[START OF ITEMS]
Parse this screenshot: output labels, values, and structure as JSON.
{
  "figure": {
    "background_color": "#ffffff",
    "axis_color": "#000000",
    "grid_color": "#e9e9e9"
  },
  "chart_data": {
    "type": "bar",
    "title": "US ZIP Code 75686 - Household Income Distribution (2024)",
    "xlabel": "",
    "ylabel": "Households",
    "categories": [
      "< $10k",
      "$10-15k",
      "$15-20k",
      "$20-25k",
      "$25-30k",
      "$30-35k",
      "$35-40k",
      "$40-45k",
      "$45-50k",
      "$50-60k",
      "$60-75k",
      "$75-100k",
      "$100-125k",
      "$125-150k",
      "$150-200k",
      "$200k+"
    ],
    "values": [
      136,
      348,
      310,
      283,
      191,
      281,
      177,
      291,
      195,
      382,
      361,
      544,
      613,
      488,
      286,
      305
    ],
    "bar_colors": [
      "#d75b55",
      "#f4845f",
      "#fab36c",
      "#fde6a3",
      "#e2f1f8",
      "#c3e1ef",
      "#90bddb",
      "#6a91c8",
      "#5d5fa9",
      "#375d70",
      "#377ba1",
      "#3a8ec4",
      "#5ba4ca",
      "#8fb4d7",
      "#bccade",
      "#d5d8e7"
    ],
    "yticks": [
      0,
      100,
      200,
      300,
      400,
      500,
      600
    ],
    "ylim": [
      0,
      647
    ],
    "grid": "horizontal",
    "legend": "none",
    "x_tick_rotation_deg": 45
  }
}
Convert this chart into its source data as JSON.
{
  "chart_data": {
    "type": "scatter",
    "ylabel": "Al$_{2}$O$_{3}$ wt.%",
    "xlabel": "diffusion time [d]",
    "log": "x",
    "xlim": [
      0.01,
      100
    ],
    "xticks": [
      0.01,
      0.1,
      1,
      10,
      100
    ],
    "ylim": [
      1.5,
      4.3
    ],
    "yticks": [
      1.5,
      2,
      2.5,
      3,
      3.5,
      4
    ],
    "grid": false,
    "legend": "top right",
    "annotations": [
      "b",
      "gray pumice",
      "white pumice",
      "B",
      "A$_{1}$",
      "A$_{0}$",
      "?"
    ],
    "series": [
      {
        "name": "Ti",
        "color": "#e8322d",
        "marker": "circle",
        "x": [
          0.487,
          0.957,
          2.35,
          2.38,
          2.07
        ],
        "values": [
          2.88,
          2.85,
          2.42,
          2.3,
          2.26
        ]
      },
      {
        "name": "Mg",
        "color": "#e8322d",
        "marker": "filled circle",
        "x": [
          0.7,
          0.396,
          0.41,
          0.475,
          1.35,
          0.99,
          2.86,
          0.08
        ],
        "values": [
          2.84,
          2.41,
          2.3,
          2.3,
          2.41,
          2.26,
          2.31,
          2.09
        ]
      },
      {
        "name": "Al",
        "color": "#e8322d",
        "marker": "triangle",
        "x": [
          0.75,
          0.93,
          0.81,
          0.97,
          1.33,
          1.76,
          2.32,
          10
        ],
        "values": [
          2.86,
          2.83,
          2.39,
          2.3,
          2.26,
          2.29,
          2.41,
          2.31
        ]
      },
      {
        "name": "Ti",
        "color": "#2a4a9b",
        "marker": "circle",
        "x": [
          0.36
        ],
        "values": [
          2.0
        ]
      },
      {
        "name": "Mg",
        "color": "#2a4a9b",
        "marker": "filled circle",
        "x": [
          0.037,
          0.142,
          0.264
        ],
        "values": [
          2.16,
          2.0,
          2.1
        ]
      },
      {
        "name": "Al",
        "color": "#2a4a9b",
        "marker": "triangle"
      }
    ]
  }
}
[END OF ITEMS]
• _PROMPT_:
Reproduce each record exactly, leaving nothing out.

• _OUTPUT OF THE EXERCISE_:
Parse this screenshot: output labels, values, and structure as JSON.
{
  "figure": {
    "background_color": "#ffffff",
    "axis_color": "#000000",
    "grid_color": "#e9e9e9"
  },
  "chart_data": {
    "type": "bar",
    "title": "US ZIP Code 75686 - Household Income Distribution (2024)",
    "xlabel": "",
    "ylabel": "Households",
    "categories": [
      "< $10k",
      "$10-15k",
      "$15-20k",
      "$20-25k",
      "$25-30k",
      "$30-35k",
      "$35-40k",
      "$40-45k",
      "$45-50k",
      "$50-60k",
      "$60-75k",
      "$75-100k",
      "$100-125k",
      "$125-150k",
      "$150-200k",
      "$200k+"
    ],
    "values": [
      136,
      348,
      310,
      283,
      191,
      281,
      177,
      291,
      195,
      382,
      361,
      544,
      613,
      488,
      286,
      305
    ],
    "bar_colors": [
      "#d75b55",
      "#f4845f",
      "#fab36c",
      "#fde6a3",
      "#e2f1f8",
      "#c3e1ef",
      "#90bddb",
      "#6a91c8",
      "#5d5fa9",
      "#375d70",
      "#377ba1",
      "#3a8ec4",
      "#5ba4ca",
      "#8fb4d7",
      "#bccade",
      "#d5d8e7"
    ],
    "yticks": [
      0,
      100,
      200,
      300,
      400,
      500,
      600
    ],
    "ylim": [
      0,
      647
    ],
    "grid": "horizontal",
    "legend": "none",
    "x_tick_rotation_deg": 45
  }
}
Convert this chart into its source data as JSON.
{
  "chart_data": {
    "type": "scatter",
    "ylabel": "Al$_{2}$O$_{3}$ wt.%",
    "xlabel": "diffusion time [d]",
    "log": "x",
    "xlim": [
      0.01,
      100
    ],
    "xticks": [
      0.01,
      0.1,
      1,
      10,
      100
    ],
    "ylim": [
      1.5,
      4.3
    ],
    "yticks": [
      1.5,
      2,
      2.5,
      3,
      3.5,
      4
    ],
    "grid": false,
    "legend": "top right",
    "annotations": [
      "b",
      "gray pumice",
      "white pumice",
      "B",
      "A$_{1}$",
      "A$_{0}$",
      "?"
    ],
    "series": [
      {
        "name": "Ti",
        "color": "#e8322d",
        "marker": "circle",
        "x": [
          0.487,
          0.957,
          2.35,
          2.38,
          2.07
        ],
        "values": [
          2.88,
          2.85,
          2.42,
          2.3,
          2.26
        ]
      },
      {
        "name": "Mg",
        "color": "#e8322d",
        "marker": "filled circle",
        "x": [
          0.7,
          0.396,
          0.41,
          0.475,
          1.35,
          0.99,
          2.86,
          0.08
        ],
        "values": [
          2.84,
          2.41,
          2.3,
          2.3,
          2.41,
          2.26,
          2.31,
          2.09
        ]
      },
      {
        "name": "Al",
        "color": "#e8322d",
        "marker": "triangle",
        "x": [
          0.75,
          0.93,
          0.81,
          0.97,
          1.33,
          1.76,
          2.32,
          10
        ],
        "values": [
          2.86,
          2.83,
          2.39,
          2.3,
          2.26,
          2.29,
          2.41,
          2.31
        ]
      },
      {
        "name": "Ti",
        "color": "#2a4a9b",
        "marker": "circle",
        "x": [
          0.36
        ],
        "values": [
          2.0
        ]
      },
      {
        "name": "Mg",
        "color": "#2a4a9b",
        "marker": "filled circle",
        "x": [
          0.037,
          0.142,
          0.264
        ],
        "values": [
          2.16,
          2.0,
          2.1
        ]
      },
      {
        "name": "Al",
        "color": "#2a4a9b",
        "marker": "triangle"
      }
    ]
  }
}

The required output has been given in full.